The task:
Your task is to copy every line of the records below that contains "首选历史".

--- begin Task inputs ---

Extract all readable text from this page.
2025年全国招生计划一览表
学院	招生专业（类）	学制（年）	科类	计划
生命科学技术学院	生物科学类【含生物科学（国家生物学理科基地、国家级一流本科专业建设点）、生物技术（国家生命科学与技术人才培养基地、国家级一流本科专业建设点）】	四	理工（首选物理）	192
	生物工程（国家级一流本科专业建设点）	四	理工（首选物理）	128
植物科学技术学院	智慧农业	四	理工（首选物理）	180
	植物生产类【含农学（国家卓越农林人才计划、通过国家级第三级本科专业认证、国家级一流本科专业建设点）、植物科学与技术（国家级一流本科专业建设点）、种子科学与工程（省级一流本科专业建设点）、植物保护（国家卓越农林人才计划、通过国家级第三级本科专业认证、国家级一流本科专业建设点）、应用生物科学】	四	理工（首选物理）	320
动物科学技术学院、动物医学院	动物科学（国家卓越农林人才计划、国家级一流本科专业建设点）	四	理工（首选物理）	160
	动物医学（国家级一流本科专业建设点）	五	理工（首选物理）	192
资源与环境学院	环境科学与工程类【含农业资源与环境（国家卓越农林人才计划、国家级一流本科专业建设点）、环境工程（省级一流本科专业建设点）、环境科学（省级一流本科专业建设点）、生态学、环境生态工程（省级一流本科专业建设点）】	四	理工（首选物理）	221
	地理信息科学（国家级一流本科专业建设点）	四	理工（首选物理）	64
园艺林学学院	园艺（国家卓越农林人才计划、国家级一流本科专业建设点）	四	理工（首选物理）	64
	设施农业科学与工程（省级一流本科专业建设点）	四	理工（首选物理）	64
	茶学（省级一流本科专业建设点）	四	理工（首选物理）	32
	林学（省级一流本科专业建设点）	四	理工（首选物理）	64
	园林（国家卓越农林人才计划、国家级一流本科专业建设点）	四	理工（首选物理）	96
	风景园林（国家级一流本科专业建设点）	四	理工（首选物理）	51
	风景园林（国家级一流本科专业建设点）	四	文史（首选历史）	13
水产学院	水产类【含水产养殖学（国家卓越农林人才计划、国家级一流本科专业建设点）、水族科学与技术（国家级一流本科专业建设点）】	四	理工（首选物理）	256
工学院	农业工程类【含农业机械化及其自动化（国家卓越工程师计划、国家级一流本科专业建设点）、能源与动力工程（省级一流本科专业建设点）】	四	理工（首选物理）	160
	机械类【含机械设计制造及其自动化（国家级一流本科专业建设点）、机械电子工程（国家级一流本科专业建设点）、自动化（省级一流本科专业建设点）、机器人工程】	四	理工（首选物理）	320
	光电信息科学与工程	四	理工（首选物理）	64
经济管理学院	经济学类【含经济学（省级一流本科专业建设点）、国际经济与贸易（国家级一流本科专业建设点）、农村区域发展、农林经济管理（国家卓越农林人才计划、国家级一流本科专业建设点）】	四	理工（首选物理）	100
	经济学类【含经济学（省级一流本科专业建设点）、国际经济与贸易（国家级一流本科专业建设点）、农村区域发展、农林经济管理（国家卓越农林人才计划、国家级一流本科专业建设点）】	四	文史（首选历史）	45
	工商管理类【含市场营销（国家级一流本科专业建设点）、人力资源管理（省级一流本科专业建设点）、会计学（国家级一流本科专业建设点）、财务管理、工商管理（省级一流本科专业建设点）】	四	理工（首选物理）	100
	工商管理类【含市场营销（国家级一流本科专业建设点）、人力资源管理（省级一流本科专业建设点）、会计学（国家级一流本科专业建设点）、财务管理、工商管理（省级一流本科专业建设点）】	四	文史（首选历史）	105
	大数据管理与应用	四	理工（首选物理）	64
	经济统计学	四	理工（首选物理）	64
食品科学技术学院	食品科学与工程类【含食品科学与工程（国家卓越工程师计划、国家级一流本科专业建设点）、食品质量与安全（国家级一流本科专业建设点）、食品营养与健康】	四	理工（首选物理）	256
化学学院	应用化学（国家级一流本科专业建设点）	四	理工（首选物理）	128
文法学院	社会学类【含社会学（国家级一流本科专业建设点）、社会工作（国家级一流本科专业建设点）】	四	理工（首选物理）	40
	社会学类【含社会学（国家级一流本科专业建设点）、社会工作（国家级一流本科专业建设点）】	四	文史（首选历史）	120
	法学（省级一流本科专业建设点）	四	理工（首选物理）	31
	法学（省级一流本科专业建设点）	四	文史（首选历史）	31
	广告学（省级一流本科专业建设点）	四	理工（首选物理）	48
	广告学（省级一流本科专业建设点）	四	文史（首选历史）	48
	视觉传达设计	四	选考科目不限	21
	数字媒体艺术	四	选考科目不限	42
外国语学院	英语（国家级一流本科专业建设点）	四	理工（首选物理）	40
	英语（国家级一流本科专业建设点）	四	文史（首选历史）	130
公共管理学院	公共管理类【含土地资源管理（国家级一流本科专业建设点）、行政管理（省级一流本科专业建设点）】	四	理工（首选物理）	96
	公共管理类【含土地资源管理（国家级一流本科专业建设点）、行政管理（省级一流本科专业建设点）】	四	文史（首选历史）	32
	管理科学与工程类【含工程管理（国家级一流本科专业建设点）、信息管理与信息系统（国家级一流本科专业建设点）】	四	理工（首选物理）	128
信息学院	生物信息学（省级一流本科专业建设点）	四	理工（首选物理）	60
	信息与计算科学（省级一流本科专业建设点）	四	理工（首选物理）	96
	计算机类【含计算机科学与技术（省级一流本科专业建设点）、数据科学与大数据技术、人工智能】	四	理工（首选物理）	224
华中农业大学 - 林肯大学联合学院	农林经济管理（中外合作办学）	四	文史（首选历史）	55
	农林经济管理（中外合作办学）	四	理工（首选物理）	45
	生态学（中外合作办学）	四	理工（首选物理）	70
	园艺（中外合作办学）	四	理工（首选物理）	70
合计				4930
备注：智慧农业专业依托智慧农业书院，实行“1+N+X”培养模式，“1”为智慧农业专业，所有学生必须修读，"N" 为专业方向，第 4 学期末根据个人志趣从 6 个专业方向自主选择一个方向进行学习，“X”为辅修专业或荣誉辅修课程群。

--- end Task inputs ---

Correct answer:
	风景园林（国家级一流本科专业建设点）	四	文史（首选历史）	13
	经济学类【含经济学（省级一流本科专业建设点）、国际经济与贸易（国家级一流本科专业建设点）、农村区域发展、农林经济管理（国家卓越农林人才计划、国家级一流本科专业建设点）】	四	文史（首选历史）	45
	工商管理类【含市场营销（国家级一流本科专业建设点）、人力资源管理（省级一流本科专业建设点）、会计学（国家级一流本科专业建设点）、财务管理、工商管理（省级一流本科专业建设点）】	四	文史（首选历史）	105
	社会学类【含社会学（国家级一流本科专业建设点）、社会工作（国家级一流本科专业建设点）】	四	文史（首选历史）	120
	法学（省级一流本科专业建设点）	四	文史（首选历史）	31
	广告学（省级一流本科专业建设点）	四	文史（首选历史）	48
	英语（国家级一流本科专业建设点）	四	文史（首选历史）	130
	公共管理类【含土地资源管理（国家级一流本科专业建设点）、行政管理（省级一流本科专业建设点）】	四	文史（首选历史）	32
华中农业大学 - 林肯大学联合学院	农林经济管理（中外合作办学）	四	文史（首选历史）	55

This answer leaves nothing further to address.